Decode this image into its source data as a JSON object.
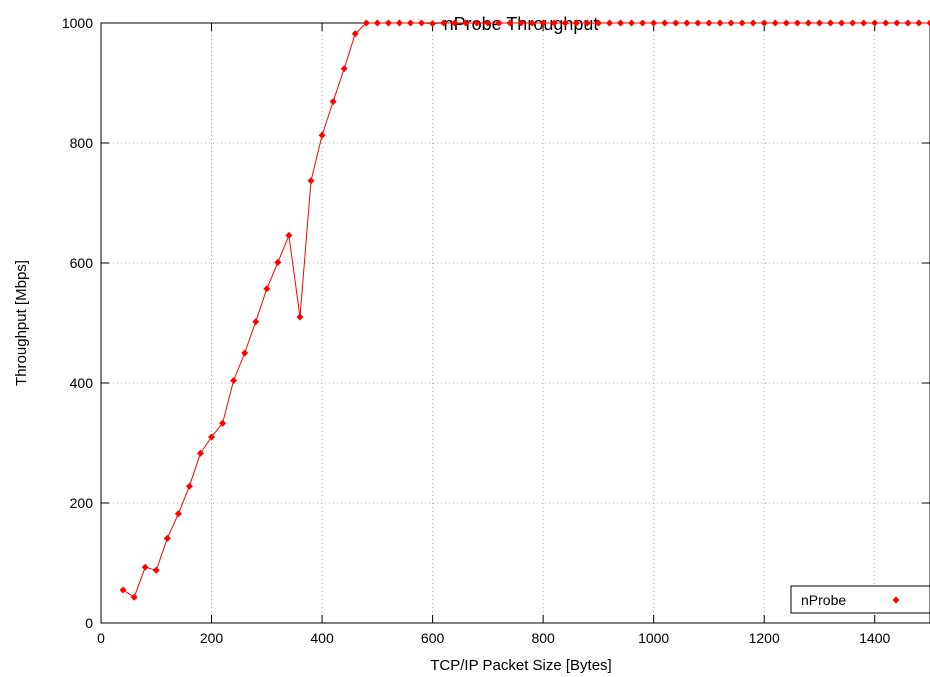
{
  "chart_data": {
    "type": "line",
    "title": "nProbe Throughput",
    "xlabel": "TCP/IP Packet Size [Bytes]",
    "ylabel": "Throughput [Mbps]",
    "xlim": [
      0,
      1500
    ],
    "ylim": [
      0,
      1000
    ],
    "xticks": [
      "0",
      "200",
      "400",
      "600",
      "800",
      "1000",
      "1200",
      "1400"
    ],
    "yticks": [
      "0",
      "200",
      "400",
      "600",
      "800",
      "1000"
    ],
    "grid": true,
    "legend_position": "bottom-right",
    "series": [
      {
        "name": "nProbe",
        "color": "#ff0000",
        "marker": "diamond",
        "x": [
          40,
          60,
          80,
          100,
          120,
          140,
          160,
          180,
          200,
          220,
          240,
          260,
          280,
          300,
          320,
          340,
          360,
          380,
          400,
          420,
          440,
          460,
          480,
          500,
          520,
          540,
          560,
          580,
          600,
          620,
          640,
          660,
          680,
          700,
          720,
          740,
          760,
          780,
          800,
          820,
          840,
          860,
          880,
          900,
          920,
          940,
          960,
          980,
          1000,
          1020,
          1040,
          1060,
          1080,
          1100,
          1120,
          1140,
          1160,
          1180,
          1200,
          1220,
          1240,
          1260,
          1280,
          1300,
          1320,
          1340,
          1360,
          1380,
          1400,
          1420,
          1440,
          1460,
          1480,
          1500
        ],
        "y": [
          55,
          43,
          93,
          88,
          141,
          182,
          228,
          283,
          310,
          333,
          404,
          450,
          502,
          557,
          601,
          646,
          510,
          737,
          813,
          869,
          924,
          982,
          1000,
          1000,
          1000,
          1000,
          1000,
          1000,
          999,
          1000,
          1000,
          1000,
          1000,
          1000,
          1000,
          1000,
          1000,
          1000,
          1000,
          1000,
          1000,
          1000,
          1000,
          1000,
          1000,
          1000,
          1000,
          1000,
          1000,
          1000,
          1000,
          1000,
          1000,
          1000,
          1000,
          1000,
          1000,
          1000,
          1000,
          1000,
          1000,
          1000,
          1000,
          1000,
          1000,
          1000,
          1000,
          1000,
          1000,
          1000,
          1000,
          1000,
          1000,
          1000
        ]
      }
    ]
  }
}
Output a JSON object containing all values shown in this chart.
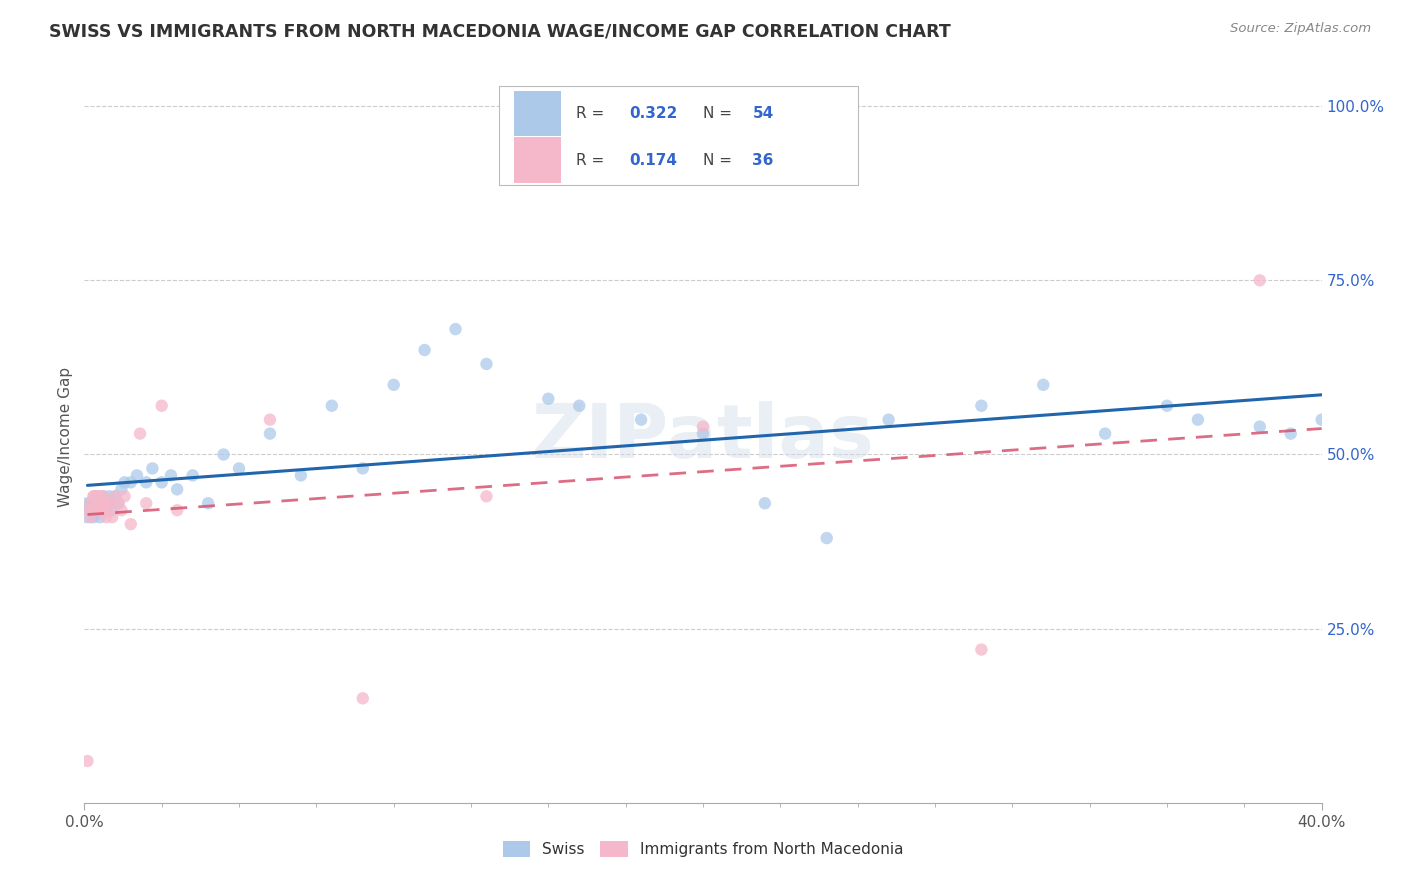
{
  "title": "SWISS VS IMMIGRANTS FROM NORTH MACEDONIA WAGE/INCOME GAP CORRELATION CHART",
  "source": "Source: ZipAtlas.com",
  "ylabel": "Wage/Income Gap",
  "ytick_vals": [
    0.25,
    0.5,
    0.75,
    1.0
  ],
  "ytick_labels": [
    "25.0%",
    "50.0%",
    "75.0%",
    "100.0%"
  ],
  "xlim": [
    0.0,
    0.4
  ],
  "ylim": [
    0.0,
    1.05
  ],
  "legend_swiss_R": "0.322",
  "legend_swiss_N": "54",
  "legend_immig_R": "0.174",
  "legend_immig_N": "36",
  "legend_swiss_label": "Swiss",
  "legend_immig_label": "Immigrants from North Macedonia",
  "swiss_color": "#adc9ea",
  "immig_color": "#f5b8ca",
  "swiss_line_color": "#2166ac",
  "immig_line_color": "#d6546e",
  "label_color": "#3366cc",
  "watermark": "ZIPatlas",
  "bg_color": "#ffffff",
  "grid_color": "#cccccc",
  "swiss_x": [
    0.001,
    0.002,
    0.002,
    0.003,
    0.003,
    0.004,
    0.004,
    0.005,
    0.005,
    0.006,
    0.006,
    0.007,
    0.007,
    0.008,
    0.008,
    0.009,
    0.01,
    0.011,
    0.012,
    0.013,
    0.015,
    0.017,
    0.02,
    0.022,
    0.025,
    0.028,
    0.03,
    0.035,
    0.04,
    0.045,
    0.05,
    0.06,
    0.07,
    0.08,
    0.09,
    0.1,
    0.11,
    0.12,
    0.13,
    0.15,
    0.16,
    0.18,
    0.2,
    0.22,
    0.24,
    0.26,
    0.29,
    0.31,
    0.33,
    0.35,
    0.36,
    0.38,
    0.39,
    0.4
  ],
  "swiss_y": [
    0.42,
    0.42,
    0.43,
    0.41,
    0.43,
    0.42,
    0.44,
    0.41,
    0.43,
    0.42,
    0.44,
    0.43,
    0.42,
    0.44,
    0.43,
    0.42,
    0.44,
    0.43,
    0.45,
    0.46,
    0.46,
    0.47,
    0.46,
    0.48,
    0.46,
    0.47,
    0.45,
    0.47,
    0.43,
    0.5,
    0.48,
    0.53,
    0.47,
    0.57,
    0.48,
    0.6,
    0.65,
    0.68,
    0.63,
    0.58,
    0.57,
    0.55,
    0.53,
    0.43,
    0.38,
    0.55,
    0.57,
    0.6,
    0.53,
    0.57,
    0.55,
    0.54,
    0.53,
    0.55
  ],
  "swiss_sizes": [
    350,
    80,
    80,
    80,
    80,
    80,
    80,
    80,
    80,
    80,
    80,
    80,
    80,
    80,
    80,
    80,
    80,
    80,
    80,
    80,
    80,
    80,
    80,
    80,
    80,
    80,
    80,
    80,
    80,
    80,
    80,
    80,
    80,
    80,
    80,
    80,
    80,
    80,
    80,
    80,
    80,
    80,
    80,
    80,
    80,
    80,
    80,
    80,
    80,
    80,
    80,
    80,
    80,
    80
  ],
  "immig_x": [
    0.001,
    0.001,
    0.002,
    0.002,
    0.003,
    0.003,
    0.003,
    0.004,
    0.004,
    0.004,
    0.005,
    0.005,
    0.005,
    0.006,
    0.006,
    0.006,
    0.007,
    0.007,
    0.008,
    0.008,
    0.009,
    0.01,
    0.011,
    0.012,
    0.013,
    0.015,
    0.018,
    0.02,
    0.025,
    0.03,
    0.06,
    0.09,
    0.13,
    0.2,
    0.29,
    0.38
  ],
  "immig_y": [
    0.06,
    0.42,
    0.41,
    0.43,
    0.44,
    0.42,
    0.44,
    0.43,
    0.42,
    0.44,
    0.42,
    0.44,
    0.43,
    0.44,
    0.42,
    0.43,
    0.41,
    0.43,
    0.43,
    0.42,
    0.41,
    0.44,
    0.43,
    0.42,
    0.44,
    0.4,
    0.53,
    0.43,
    0.57,
    0.42,
    0.55,
    0.15,
    0.44,
    0.54,
    0.22,
    0.75
  ],
  "immig_sizes": [
    80,
    80,
    80,
    80,
    80,
    80,
    80,
    80,
    80,
    80,
    80,
    80,
    80,
    80,
    80,
    80,
    80,
    80,
    80,
    80,
    80,
    80,
    80,
    80,
    80,
    80,
    80,
    80,
    80,
    80,
    80,
    80,
    80,
    80,
    80,
    80
  ]
}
..........
(The exercise) The data above should be repeated exactly, minus any pictures.

(Exercise output)
Decode this image into its source data as a JSON object.
{
  "chart_data": {
    "type": "line",
    "title": "nProbe Throughput",
    "xlabel": "TCP/IP Packet Size [Bytes]",
    "ylabel": "Throughput [Mbps]",
    "xlim": [
      0,
      1500
    ],
    "ylim": [
      0,
      1000
    ],
    "xticks": [
      "0",
      "200",
      "400",
      "600",
      "800",
      "1000",
      "1200",
      "1400"
    ],
    "yticks": [
      "0",
      "200",
      "400",
      "600",
      "800",
      "1000"
    ],
    "grid": true,
    "legend_position": "bottom-right",
    "series": [
      {
        "name": "nProbe",
        "color": "#ff0000",
        "marker": "diamond",
        "x": [
          40,
          60,
          80,
          100,
          120,
          140,
          160,
          180,
          200,
          220,
          240,
          260,
          280,
          300,
          320,
          340,
          360,
          380,
          400,
          420,
          440,
          460,
          480,
          500,
          520,
          540,
          560,
          580,
          600,
          620,
          640,
          660,
          680,
          700,
          720,
          740,
          760,
          780,
          800,
          820,
          840,
          860,
          880,
          900,
          920,
          940,
          960,
          980,
          1000,
          1020,
          1040,
          1060,
          1080,
          1100,
          1120,
          1140,
          1160,
          1180,
          1200,
          1220,
          1240,
          1260,
          1280,
          1300,
          1320,
          1340,
          1360,
          1380,
          1400,
          1420,
          1440,
          1460,
          1480,
          1500
        ],
        "y": [
          55,
          43,
          93,
          88,
          141,
          182,
          228,
          283,
          310,
          333,
          404,
          450,
          502,
          557,
          601,
          646,
          510,
          737,
          813,
          869,
          924,
          982,
          1000,
          1000,
          1000,
          1000,
          1000,
          1000,
          999,
          1000,
          1000,
          1000,
          1000,
          1000,
          1000,
          1000,
          1000,
          1000,
          1000,
          1000,
          1000,
          1000,
          1000,
          1000,
          1000,
          1000,
          1000,
          1000,
          1000,
          1000,
          1000,
          1000,
          1000,
          1000,
          1000,
          1000,
          1000,
          1000,
          1000,
          1000,
          1000,
          1000,
          1000,
          1000,
          1000,
          1000,
          1000,
          1000,
          1000,
          1000,
          1000,
          1000,
          1000,
          1000
        ]
      }
    ]
  }
}
Output a JSON object containing all values shown in this chart.
{
  "title": "SWISS VS IMMIGRANTS FROM NORTH MACEDONIA WAGE/INCOME GAP CORRELATION CHART",
  "source": "Source: ZipAtlas.com",
  "ylabel": "Wage/Income Gap",
  "ytick_vals": [
    0.25,
    0.5,
    0.75,
    1.0
  ],
  "ytick_labels": [
    "25.0%",
    "50.0%",
    "75.0%",
    "100.0%"
  ],
  "xlim": [
    0.0,
    0.4
  ],
  "ylim": [
    0.0,
    1.05
  ],
  "legend_swiss_R": "0.322",
  "legend_swiss_N": "54",
  "legend_immig_R": "0.174",
  "legend_immig_N": "36",
  "legend_swiss_label": "Swiss",
  "legend_immig_label": "Immigrants from North Macedonia",
  "swiss_color": "#adc9ea",
  "immig_color": "#f5b8ca",
  "swiss_line_color": "#2166ac",
  "immig_line_color": "#d6546e",
  "label_color": "#3366cc",
  "watermark": "ZIPatlas",
  "bg_color": "#ffffff",
  "grid_color": "#cccccc",
  "swiss_x": [
    0.001,
    0.002,
    0.002,
    0.003,
    0.003,
    0.004,
    0.004,
    0.005,
    0.005,
    0.006,
    0.006,
    0.007,
    0.007,
    0.008,
    0.008,
    0.009,
    0.01,
    0.011,
    0.012,
    0.013,
    0.015,
    0.017,
    0.02,
    0.022,
    0.025,
    0.028,
    0.03,
    0.035,
    0.04,
    0.045,
    0.05,
    0.06,
    0.07,
    0.08,
    0.09,
    0.1,
    0.11,
    0.12,
    0.13,
    0.15,
    0.16,
    0.18,
    0.2,
    0.22,
    0.24,
    0.26,
    0.29,
    0.31,
    0.33,
    0.35,
    0.36,
    0.38,
    0.39,
    0.4
  ],
  "swiss_y": [
    0.42,
    0.42,
    0.43,
    0.41,
    0.43,
    0.42,
    0.44,
    0.41,
    0.43,
    0.42,
    0.44,
    0.43,
    0.42,
    0.44,
    0.43,
    0.42,
    0.44,
    0.43,
    0.45,
    0.46,
    0.46,
    0.47,
    0.46,
    0.48,
    0.46,
    0.47,
    0.45,
    0.47,
    0.43,
    0.5,
    0.48,
    0.53,
    0.47,
    0.57,
    0.48,
    0.6,
    0.65,
    0.68,
    0.63,
    0.58,
    0.57,
    0.55,
    0.53,
    0.43,
    0.38,
    0.55,
    0.57,
    0.6,
    0.53,
    0.57,
    0.55,
    0.54,
    0.53,
    0.55
  ],
  "swiss_sizes": [
    350,
    80,
    80,
    80,
    80,
    80,
    80,
    80,
    80,
    80,
    80,
    80,
    80,
    80,
    80,
    80,
    80,
    80,
    80,
    80,
    80,
    80,
    80,
    80,
    80,
    80,
    80,
    80,
    80,
    80,
    80,
    80,
    80,
    80,
    80,
    80,
    80,
    80,
    80,
    80,
    80,
    80,
    80,
    80,
    80,
    80,
    80,
    80,
    80,
    80,
    80,
    80,
    80,
    80
  ],
  "immig_x": [
    0.001,
    0.001,
    0.002,
    0.002,
    0.003,
    0.003,
    0.003,
    0.004,
    0.004,
    0.004,
    0.005,
    0.005,
    0.005,
    0.006,
    0.006,
    0.006,
    0.007,
    0.007,
    0.008,
    0.008,
    0.009,
    0.01,
    0.011,
    0.012,
    0.013,
    0.015,
    0.018,
    0.02,
    0.025,
    0.03,
    0.06,
    0.09,
    0.13,
    0.2,
    0.29,
    0.38
  ],
  "immig_y": [
    0.06,
    0.42,
    0.41,
    0.43,
    0.44,
    0.42,
    0.44,
    0.43,
    0.42,
    0.44,
    0.42,
    0.44,
    0.43,
    0.44,
    0.42,
    0.43,
    0.41,
    0.43,
    0.43,
    0.42,
    0.41,
    0.44,
    0.43,
    0.42,
    0.44,
    0.4,
    0.53,
    0.43,
    0.57,
    0.42,
    0.55,
    0.15,
    0.44,
    0.54,
    0.22,
    0.75
  ],
  "immig_sizes": [
    80,
    80,
    80,
    80,
    80,
    80,
    80,
    80,
    80,
    80,
    80,
    80,
    80,
    80,
    80,
    80,
    80,
    80,
    80,
    80,
    80,
    80,
    80,
    80,
    80,
    80,
    80,
    80,
    80,
    80,
    80,
    80,
    80,
    80,
    80,
    80
  ]
}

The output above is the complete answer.